**Data rows:**
::::
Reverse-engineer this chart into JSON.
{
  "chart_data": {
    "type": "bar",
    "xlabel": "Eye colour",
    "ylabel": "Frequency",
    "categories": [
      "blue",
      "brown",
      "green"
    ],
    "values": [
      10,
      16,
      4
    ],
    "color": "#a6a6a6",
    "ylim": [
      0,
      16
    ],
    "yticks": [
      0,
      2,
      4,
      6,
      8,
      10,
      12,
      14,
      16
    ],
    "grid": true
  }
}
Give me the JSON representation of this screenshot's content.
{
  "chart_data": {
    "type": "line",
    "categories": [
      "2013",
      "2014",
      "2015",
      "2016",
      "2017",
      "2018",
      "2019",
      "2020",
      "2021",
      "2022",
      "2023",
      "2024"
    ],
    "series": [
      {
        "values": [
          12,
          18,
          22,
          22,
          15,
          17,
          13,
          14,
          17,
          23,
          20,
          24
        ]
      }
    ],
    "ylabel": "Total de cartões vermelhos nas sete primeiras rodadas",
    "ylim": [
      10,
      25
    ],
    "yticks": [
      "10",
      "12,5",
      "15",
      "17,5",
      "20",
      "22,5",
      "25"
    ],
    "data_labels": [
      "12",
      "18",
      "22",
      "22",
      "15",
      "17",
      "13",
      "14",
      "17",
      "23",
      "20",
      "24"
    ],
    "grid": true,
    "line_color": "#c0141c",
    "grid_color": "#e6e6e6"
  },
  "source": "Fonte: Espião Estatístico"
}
::::
Recopy the entries above in their entirety, exactly.

**Answer to this exercise:**
Reverse-engineer this chart into JSON.
{
  "chart_data": {
    "type": "bar",
    "xlabel": "Eye colour",
    "ylabel": "Frequency",
    "categories": [
      "blue",
      "brown",
      "green"
    ],
    "values": [
      10,
      16,
      4
    ],
    "color": "#a6a6a6",
    "ylim": [
      0,
      16
    ],
    "yticks": [
      0,
      2,
      4,
      6,
      8,
      10,
      12,
      14,
      16
    ],
    "grid": true
  }
}
Give me the JSON representation of this screenshot's content.
{
  "chart_data": {
    "type": "line",
    "categories": [
      "2013",
      "2014",
      "2015",
      "2016",
      "2017",
      "2018",
      "2019",
      "2020",
      "2021",
      "2022",
      "2023",
      "2024"
    ],
    "series": [
      {
        "values": [
          12,
          18,
          22,
          22,
          15,
          17,
          13,
          14,
          17,
          23,
          20,
          24
        ]
      }
    ],
    "ylabel": "Total de cartões vermelhos nas sete primeiras rodadas",
    "ylim": [
      10,
      25
    ],
    "yticks": [
      "10",
      "12,5",
      "15",
      "17,5",
      "20",
      "22,5",
      "25"
    ],
    "data_labels": [
      "12",
      "18",
      "22",
      "22",
      "15",
      "17",
      "13",
      "14",
      "17",
      "23",
      "20",
      "24"
    ],
    "grid": true,
    "line_color": "#c0141c",
    "grid_color": "#e6e6e6"
  },
  "source": "Fonte: Espião Estatístico"
}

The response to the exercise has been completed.